-------- Dataset excerpts

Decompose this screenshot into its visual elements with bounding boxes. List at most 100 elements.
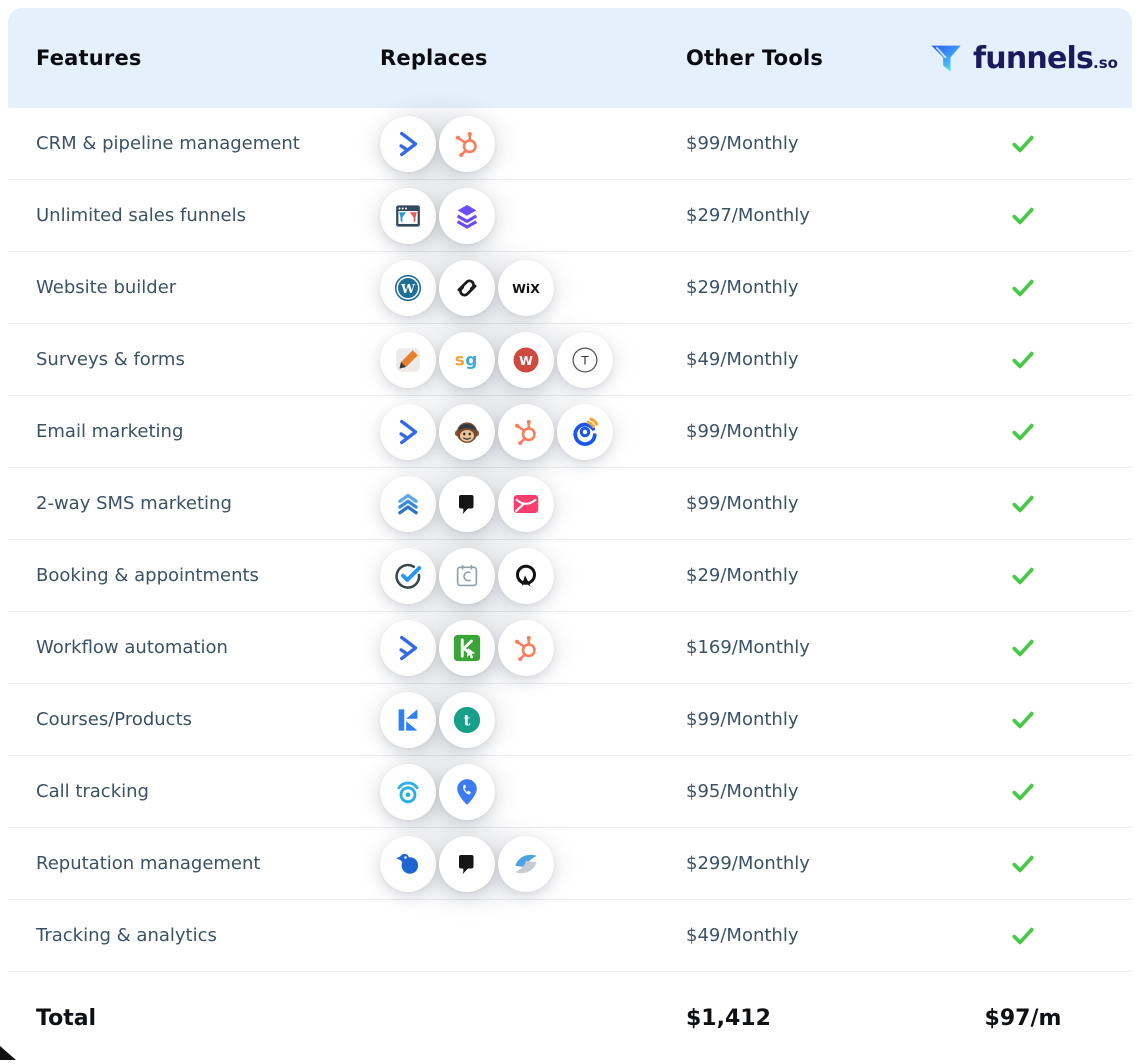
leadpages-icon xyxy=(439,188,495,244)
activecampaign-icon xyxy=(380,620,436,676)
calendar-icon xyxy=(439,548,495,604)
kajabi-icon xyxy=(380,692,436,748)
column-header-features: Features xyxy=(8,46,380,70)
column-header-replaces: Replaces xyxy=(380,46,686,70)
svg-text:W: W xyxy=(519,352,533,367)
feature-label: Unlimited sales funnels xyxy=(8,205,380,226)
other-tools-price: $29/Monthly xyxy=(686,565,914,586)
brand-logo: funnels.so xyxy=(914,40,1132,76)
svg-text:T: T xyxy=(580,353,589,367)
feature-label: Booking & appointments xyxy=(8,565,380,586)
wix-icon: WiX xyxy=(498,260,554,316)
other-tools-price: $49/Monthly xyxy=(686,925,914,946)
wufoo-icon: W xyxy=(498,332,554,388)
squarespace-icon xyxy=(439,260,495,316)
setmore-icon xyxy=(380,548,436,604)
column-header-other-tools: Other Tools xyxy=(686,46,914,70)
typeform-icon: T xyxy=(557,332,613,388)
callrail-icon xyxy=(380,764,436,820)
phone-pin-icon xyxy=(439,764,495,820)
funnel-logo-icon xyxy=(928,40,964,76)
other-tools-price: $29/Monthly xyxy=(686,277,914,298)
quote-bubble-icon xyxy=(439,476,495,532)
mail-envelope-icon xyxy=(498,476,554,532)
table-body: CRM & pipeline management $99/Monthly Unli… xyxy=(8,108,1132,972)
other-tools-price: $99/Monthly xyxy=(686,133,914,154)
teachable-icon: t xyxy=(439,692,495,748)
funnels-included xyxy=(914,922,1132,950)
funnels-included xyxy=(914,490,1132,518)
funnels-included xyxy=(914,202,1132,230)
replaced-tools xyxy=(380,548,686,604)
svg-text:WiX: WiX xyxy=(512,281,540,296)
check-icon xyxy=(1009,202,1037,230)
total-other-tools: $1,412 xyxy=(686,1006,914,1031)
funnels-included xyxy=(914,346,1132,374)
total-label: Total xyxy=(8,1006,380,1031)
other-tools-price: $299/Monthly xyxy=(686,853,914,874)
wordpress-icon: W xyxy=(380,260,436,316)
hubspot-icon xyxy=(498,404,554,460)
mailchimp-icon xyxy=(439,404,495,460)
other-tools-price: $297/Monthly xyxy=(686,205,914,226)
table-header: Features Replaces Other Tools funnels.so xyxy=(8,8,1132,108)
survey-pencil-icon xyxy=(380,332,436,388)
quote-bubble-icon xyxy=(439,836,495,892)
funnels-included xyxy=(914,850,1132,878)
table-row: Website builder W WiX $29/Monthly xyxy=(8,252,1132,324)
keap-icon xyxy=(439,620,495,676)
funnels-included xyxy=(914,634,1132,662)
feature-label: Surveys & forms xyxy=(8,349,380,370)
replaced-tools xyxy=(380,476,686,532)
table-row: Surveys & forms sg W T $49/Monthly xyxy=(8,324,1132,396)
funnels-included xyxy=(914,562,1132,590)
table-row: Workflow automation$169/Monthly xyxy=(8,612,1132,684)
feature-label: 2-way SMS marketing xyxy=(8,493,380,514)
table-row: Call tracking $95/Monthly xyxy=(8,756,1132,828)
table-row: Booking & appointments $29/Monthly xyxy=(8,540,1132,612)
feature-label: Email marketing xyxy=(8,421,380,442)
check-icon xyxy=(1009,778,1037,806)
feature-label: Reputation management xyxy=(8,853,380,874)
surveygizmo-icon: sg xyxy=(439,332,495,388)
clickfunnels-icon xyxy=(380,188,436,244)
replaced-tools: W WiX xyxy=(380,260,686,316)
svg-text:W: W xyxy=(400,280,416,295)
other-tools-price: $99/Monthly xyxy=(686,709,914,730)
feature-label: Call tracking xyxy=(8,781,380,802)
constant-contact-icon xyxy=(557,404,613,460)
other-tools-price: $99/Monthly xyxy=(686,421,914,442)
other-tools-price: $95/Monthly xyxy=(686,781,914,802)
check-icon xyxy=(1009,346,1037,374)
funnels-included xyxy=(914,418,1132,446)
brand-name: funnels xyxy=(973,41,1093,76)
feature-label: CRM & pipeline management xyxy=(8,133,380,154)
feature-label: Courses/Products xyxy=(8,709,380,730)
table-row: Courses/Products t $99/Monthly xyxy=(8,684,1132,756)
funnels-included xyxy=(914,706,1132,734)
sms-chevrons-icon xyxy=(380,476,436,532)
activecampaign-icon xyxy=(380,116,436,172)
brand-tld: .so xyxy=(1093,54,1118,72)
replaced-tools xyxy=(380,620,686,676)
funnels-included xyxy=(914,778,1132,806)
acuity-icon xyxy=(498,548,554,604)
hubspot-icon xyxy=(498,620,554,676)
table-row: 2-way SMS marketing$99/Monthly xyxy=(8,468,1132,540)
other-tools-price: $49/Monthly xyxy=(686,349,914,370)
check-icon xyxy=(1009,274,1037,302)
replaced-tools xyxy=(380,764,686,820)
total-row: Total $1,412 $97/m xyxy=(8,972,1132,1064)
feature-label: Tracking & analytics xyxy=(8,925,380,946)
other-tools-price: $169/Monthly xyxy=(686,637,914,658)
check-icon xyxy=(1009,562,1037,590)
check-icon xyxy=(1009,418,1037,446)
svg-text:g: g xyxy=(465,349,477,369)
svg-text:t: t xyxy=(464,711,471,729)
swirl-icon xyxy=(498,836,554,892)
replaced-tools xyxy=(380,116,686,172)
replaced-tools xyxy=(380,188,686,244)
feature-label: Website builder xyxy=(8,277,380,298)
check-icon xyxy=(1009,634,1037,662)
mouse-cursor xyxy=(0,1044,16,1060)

----------------
-------- Dataset excerpts

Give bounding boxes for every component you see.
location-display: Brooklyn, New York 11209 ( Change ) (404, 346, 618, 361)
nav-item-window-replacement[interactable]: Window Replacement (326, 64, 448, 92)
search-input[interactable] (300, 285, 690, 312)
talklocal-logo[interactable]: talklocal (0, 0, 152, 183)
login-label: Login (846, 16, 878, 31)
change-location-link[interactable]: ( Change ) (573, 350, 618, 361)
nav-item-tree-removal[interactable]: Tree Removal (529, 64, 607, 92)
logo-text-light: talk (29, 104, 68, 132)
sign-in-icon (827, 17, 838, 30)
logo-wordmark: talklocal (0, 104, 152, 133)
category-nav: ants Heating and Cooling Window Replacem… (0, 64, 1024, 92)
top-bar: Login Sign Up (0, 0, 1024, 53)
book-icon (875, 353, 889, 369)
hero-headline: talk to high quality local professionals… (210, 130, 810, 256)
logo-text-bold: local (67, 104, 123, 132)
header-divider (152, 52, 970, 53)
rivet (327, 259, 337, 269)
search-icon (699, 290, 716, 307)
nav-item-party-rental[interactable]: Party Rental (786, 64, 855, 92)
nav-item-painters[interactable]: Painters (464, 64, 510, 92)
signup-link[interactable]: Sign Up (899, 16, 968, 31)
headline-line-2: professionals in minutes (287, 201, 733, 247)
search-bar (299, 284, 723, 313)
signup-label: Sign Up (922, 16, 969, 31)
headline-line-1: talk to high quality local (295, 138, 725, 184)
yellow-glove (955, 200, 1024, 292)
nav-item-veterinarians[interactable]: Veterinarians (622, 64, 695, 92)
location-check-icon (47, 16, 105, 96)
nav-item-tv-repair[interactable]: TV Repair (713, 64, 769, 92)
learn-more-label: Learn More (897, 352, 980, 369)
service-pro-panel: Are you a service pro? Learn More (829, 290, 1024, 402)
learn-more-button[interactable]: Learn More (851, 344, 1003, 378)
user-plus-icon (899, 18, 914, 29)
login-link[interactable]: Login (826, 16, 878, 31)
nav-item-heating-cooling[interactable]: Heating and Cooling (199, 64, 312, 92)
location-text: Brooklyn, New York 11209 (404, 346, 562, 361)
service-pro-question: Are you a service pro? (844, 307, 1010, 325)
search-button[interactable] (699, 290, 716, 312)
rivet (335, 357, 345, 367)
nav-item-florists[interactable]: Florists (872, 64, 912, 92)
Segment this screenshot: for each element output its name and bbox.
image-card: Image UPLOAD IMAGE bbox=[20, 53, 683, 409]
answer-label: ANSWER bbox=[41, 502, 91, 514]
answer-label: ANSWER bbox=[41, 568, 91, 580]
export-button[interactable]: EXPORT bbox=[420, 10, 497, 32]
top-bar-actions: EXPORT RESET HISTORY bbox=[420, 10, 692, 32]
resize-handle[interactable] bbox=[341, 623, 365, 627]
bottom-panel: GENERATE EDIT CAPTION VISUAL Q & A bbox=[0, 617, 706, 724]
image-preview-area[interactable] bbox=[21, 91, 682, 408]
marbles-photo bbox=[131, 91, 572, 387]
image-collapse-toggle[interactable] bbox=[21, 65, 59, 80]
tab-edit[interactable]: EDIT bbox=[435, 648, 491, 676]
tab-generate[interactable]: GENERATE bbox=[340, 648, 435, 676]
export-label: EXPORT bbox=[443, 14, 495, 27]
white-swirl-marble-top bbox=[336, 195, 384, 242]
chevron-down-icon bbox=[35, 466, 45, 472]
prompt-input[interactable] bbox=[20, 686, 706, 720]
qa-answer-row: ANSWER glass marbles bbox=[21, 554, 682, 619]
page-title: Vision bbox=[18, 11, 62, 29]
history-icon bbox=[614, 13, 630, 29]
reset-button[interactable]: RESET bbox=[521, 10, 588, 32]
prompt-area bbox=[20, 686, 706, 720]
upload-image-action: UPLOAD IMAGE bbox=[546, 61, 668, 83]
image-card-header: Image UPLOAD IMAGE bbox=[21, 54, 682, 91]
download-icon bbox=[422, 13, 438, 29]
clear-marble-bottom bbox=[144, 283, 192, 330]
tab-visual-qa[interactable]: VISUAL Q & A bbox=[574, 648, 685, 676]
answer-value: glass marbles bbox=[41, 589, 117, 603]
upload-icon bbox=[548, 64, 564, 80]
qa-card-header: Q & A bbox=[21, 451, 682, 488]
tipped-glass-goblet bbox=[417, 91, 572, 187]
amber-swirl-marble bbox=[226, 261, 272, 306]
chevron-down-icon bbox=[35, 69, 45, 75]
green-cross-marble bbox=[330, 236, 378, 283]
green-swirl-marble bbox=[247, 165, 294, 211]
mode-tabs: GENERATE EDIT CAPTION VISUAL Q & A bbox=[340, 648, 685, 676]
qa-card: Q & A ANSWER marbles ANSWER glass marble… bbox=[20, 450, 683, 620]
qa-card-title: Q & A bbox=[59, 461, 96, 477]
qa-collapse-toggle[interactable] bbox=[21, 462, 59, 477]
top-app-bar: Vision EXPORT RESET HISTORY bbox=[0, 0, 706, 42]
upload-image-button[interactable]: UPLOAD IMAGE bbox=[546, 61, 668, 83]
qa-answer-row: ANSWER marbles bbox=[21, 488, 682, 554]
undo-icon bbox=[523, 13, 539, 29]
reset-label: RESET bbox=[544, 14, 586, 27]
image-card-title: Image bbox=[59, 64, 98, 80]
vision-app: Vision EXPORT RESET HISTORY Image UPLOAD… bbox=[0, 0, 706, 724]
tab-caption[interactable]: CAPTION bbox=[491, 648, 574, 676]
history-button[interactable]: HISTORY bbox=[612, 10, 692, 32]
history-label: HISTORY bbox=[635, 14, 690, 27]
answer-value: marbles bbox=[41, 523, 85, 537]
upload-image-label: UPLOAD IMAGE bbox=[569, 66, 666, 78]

----------------

▸ **Aim**: Please convert the entries starting at the line containing "leadpages-icon xyxy=(439,188,495,244)" and ending at the line containing "svg-text:T: T xyxy=(580,353,589,367)" into a Markdown table with the columns Row and Entry, one row per line, leaving out any blank lines.

▸ **Solved problem**:
| Row | Entry |
|---|---|
| 1 | leadpages-icon xyxy=(439,188,495,244) |
| 2 | activecampaign-icon xyxy=(380,620,436,676) |
| 3 | calendar-icon xyxy=(439,548,495,604) |
| 4 | kajabi-icon xyxy=(380,692,436,748) |
| 5 | column-header-features: Features xyxy=(8,46,380,70) |
| 6 | column-header-replaces: Replaces xyxy=(380,46,686,70) |
| 7 | svg-text:W: W xyxy=(519,352,533,367) |
| 8 | feature-label: Unlimited sales funnels xyxy=(8,205,380,226) |
| 9 | other-tools-price: $29/Monthly xyxy=(686,565,914,586) |
| 10 | brand-logo: funnels.so xyxy=(914,40,1132,76) |
| 11 | svg-text:T: T xyxy=(580,353,589,367) |